Work to be completed →
Find each line with the string "sabato" and copy it.
* Start *
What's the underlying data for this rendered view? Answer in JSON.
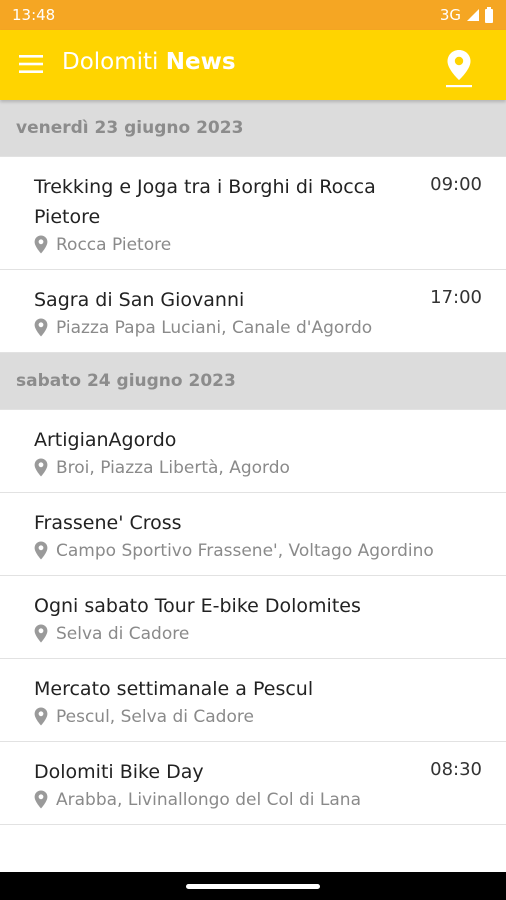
{
  "status_bar": {
    "time": "13:48",
    "network": "3G"
  },
  "app_bar": {
    "title_regular": "Dolomiti",
    "title_bold": "News"
  },
  "colors": {
    "status_bar": "#f5a623",
    "app_bar": "#ffd400",
    "date_header_bg": "#dcdcdc",
    "date_header_text": "#8c8c8c"
  },
  "icons": {
    "menu": "hamburger-menu-icon",
    "location": "location-pin-icon",
    "event_location": "map-marker-icon"
  },
  "sections": [
    {
      "date": "venerdì 23 giugno 2023",
      "events": [
        {
          "title": "Trekking e Joga tra i Borghi di Rocca Pietore",
          "time": "09:00",
          "location": "Rocca Pietore"
        },
        {
          "title": "Sagra di San Giovanni",
          "time": "17:00",
          "location": "Piazza Papa Luciani, Canale d'Agordo"
        }
      ]
    },
    {
      "date": "sabato 24 giugno 2023",
      "events": [
        {
          "title": "ArtigianAgordo",
          "time": "",
          "location": "Broi, Piazza Libertà, Agordo"
        },
        {
          "title": "Frassene' Cross",
          "time": "",
          "location": "Campo Sportivo Frassene', Voltago Agordino"
        },
        {
          "title": "Ogni sabato Tour E-bike Dolomites",
          "time": "",
          "location": "Selva di Cadore"
        },
        {
          "title": "Mercato settimanale a Pescul",
          "time": "",
          "location": "Pescul, Selva di Cadore"
        },
        {
          "title": "Dolomiti Bike Day",
          "time": "08:30",
          "location": "Arabba, Livinallongo del Col di Lana"
        }
      ]
    }
  ]
}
* End *
Expected answer →
      "date": "sabato 24 giugno 2023",
          "title": "Ogni sabato Tour E-bike Dolomites",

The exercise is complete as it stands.